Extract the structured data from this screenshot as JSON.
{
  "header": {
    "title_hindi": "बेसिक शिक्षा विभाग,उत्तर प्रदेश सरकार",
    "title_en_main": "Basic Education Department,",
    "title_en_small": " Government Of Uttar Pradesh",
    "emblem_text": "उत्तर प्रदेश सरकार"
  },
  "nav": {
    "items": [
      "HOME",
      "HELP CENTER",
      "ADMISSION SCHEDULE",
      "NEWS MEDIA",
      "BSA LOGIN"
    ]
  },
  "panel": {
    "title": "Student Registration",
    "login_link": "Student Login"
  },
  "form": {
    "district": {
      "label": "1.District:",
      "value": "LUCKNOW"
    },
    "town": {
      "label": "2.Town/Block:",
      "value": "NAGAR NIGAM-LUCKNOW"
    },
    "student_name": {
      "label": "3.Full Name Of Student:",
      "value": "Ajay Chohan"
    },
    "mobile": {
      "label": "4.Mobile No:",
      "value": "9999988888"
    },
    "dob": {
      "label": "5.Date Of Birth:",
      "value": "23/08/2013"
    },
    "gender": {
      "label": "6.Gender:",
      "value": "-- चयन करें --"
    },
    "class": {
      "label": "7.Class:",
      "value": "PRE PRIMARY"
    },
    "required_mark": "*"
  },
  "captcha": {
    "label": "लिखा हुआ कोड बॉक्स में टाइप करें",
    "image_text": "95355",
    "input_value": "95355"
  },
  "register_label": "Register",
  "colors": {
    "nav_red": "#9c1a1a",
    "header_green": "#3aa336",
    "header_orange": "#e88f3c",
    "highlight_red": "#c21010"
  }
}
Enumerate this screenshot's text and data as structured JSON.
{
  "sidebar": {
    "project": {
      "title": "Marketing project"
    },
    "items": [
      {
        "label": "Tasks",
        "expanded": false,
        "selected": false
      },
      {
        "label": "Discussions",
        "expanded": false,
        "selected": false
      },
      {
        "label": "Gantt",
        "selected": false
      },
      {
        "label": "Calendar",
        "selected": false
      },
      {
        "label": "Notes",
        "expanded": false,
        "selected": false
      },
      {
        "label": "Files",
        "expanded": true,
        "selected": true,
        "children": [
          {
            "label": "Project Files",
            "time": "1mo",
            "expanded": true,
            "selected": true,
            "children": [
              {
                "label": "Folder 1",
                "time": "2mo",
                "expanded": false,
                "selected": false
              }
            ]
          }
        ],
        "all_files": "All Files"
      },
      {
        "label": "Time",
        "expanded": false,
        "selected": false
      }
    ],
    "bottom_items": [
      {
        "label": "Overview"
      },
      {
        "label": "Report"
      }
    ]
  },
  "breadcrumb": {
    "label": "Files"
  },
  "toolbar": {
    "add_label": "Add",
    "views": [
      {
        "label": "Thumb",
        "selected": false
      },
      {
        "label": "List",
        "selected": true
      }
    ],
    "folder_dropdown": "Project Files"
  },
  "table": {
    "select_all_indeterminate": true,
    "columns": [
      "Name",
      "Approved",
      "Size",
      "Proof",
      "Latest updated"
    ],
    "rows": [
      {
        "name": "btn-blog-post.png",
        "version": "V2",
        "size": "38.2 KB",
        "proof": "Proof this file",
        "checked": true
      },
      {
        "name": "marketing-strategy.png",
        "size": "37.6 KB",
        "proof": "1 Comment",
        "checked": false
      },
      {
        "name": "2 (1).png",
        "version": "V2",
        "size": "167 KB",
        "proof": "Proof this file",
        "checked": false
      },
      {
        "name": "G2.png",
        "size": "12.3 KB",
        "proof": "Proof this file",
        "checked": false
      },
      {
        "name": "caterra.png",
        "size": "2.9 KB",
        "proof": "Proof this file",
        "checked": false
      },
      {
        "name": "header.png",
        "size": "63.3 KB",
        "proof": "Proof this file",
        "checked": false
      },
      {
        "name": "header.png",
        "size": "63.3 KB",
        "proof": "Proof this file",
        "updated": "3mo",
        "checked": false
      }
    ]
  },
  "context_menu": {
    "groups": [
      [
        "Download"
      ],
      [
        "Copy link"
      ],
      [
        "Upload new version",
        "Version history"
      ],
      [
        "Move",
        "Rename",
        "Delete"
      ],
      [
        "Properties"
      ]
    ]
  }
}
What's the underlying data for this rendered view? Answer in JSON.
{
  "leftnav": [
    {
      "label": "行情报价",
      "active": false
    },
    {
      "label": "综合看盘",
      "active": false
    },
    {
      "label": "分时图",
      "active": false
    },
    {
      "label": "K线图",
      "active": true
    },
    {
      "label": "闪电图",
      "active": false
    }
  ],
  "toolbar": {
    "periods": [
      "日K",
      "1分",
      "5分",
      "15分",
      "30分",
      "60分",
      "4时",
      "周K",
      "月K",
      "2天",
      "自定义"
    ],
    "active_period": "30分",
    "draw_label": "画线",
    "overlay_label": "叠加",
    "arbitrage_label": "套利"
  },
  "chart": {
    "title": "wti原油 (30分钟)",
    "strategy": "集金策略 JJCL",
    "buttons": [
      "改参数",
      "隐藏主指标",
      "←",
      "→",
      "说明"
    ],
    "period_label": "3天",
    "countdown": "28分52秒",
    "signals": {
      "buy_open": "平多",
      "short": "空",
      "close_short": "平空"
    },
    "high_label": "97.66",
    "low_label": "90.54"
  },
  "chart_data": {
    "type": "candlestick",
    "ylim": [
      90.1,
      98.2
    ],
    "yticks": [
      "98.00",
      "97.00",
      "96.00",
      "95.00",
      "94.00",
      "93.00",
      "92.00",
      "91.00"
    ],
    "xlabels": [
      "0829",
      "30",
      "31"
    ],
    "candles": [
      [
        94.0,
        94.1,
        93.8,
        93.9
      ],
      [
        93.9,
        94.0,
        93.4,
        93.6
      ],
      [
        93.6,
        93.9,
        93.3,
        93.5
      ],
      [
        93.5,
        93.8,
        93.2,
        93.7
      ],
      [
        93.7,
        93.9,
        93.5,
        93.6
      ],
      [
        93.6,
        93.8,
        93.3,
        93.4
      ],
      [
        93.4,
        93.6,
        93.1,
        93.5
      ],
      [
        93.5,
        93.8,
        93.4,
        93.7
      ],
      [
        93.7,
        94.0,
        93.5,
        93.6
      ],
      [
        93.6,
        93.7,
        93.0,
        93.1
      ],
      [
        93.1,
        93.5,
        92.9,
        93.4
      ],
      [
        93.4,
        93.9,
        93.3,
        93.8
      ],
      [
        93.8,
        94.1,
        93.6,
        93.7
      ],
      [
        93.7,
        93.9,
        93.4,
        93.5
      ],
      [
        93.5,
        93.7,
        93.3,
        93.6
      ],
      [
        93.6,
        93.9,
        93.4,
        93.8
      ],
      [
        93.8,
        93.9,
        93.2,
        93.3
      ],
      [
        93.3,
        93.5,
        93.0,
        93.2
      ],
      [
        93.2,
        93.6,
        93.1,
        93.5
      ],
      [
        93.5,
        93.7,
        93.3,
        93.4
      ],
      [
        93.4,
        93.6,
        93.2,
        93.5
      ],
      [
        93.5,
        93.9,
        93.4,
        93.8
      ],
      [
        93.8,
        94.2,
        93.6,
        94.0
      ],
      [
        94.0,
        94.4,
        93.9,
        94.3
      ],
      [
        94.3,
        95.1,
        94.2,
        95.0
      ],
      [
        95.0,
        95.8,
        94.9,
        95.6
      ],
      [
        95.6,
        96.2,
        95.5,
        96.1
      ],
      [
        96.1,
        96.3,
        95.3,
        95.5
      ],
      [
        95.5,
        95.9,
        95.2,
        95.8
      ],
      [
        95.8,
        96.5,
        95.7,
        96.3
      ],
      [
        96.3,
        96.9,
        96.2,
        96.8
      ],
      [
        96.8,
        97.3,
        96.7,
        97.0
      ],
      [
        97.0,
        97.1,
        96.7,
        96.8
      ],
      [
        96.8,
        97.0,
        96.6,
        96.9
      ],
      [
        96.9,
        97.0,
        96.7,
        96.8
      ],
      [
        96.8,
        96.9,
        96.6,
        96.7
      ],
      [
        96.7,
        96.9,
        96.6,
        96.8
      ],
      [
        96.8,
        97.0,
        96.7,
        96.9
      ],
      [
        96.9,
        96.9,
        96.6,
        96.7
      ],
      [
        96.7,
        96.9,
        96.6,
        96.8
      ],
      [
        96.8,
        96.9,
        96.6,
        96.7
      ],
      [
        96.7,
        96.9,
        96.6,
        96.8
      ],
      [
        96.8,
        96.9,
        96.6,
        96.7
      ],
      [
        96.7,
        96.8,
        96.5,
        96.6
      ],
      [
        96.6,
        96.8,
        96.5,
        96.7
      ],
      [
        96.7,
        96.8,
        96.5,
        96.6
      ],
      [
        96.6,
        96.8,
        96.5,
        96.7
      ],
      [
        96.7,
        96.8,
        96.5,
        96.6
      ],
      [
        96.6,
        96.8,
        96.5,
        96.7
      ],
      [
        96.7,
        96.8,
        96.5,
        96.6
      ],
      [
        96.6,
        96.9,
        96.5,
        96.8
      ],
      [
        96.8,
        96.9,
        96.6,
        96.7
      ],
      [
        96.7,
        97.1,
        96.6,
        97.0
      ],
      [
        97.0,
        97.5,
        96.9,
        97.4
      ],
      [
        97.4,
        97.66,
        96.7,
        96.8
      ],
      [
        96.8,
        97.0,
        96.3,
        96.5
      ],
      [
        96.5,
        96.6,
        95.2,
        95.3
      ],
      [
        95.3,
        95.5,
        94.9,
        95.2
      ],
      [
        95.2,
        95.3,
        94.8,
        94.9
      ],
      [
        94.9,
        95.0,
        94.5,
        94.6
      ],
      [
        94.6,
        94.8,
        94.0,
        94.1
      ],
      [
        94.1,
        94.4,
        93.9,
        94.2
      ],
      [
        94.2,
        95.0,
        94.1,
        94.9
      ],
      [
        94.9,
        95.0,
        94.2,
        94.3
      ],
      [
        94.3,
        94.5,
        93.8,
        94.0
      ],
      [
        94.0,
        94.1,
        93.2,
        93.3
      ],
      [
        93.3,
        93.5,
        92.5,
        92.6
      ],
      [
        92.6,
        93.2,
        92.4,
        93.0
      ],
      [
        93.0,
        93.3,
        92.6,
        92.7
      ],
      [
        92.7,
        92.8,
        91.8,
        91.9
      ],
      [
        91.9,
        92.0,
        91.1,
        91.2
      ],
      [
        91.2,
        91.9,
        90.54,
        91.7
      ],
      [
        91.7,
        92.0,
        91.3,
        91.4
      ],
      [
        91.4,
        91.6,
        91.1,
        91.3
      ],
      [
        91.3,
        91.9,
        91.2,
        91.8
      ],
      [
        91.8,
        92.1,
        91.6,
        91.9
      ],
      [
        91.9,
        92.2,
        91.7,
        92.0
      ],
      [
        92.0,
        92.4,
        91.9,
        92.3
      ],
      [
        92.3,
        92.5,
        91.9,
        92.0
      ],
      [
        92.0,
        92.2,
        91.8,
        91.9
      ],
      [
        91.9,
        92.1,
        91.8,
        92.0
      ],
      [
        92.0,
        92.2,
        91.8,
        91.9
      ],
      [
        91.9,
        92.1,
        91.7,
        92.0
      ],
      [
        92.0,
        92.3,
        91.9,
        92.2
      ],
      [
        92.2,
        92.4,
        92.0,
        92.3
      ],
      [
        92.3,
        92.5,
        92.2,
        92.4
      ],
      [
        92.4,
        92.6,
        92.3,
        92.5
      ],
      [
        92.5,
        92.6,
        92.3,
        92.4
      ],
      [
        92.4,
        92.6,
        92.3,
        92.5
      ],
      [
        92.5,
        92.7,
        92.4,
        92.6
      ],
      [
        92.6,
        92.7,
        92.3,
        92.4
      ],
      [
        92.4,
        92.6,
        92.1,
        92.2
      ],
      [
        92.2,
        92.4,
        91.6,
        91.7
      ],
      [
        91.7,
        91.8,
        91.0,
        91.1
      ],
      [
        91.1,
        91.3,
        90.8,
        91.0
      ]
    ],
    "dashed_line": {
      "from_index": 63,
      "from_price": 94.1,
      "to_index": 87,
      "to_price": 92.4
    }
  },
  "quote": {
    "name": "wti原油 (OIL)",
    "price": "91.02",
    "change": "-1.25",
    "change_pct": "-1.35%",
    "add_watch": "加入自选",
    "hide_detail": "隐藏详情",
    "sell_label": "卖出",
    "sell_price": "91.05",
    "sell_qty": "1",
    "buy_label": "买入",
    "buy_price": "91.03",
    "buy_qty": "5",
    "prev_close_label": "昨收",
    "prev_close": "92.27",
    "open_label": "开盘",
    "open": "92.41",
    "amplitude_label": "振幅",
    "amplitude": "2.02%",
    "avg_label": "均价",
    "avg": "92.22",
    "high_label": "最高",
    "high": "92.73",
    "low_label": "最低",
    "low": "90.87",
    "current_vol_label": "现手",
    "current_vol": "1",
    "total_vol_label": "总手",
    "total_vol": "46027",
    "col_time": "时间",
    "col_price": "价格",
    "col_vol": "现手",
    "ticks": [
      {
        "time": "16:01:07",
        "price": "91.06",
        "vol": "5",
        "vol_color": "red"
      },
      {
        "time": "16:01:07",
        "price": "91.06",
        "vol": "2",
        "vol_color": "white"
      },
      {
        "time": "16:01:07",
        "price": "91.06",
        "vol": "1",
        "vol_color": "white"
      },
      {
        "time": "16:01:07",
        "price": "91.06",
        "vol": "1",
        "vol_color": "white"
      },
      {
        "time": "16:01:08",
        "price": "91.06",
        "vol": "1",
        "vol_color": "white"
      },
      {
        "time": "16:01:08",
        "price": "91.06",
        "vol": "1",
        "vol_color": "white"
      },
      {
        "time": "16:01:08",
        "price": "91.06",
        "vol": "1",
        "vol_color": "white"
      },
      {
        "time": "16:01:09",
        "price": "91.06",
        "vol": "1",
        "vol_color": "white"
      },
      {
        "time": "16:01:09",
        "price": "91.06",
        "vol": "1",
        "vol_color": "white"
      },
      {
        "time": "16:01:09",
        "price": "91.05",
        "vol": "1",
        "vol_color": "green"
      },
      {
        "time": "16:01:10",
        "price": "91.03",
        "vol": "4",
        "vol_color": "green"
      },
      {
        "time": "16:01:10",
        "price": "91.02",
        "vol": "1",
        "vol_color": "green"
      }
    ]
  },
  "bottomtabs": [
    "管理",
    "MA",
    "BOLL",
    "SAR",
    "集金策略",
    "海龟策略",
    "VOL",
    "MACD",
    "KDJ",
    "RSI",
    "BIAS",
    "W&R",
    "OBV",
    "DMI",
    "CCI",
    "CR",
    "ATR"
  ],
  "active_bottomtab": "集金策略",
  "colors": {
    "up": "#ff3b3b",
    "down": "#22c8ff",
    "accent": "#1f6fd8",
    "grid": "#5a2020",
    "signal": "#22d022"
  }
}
#####
Determine how many lines of the listing hold the word "Files" and reply with that figure alone.

5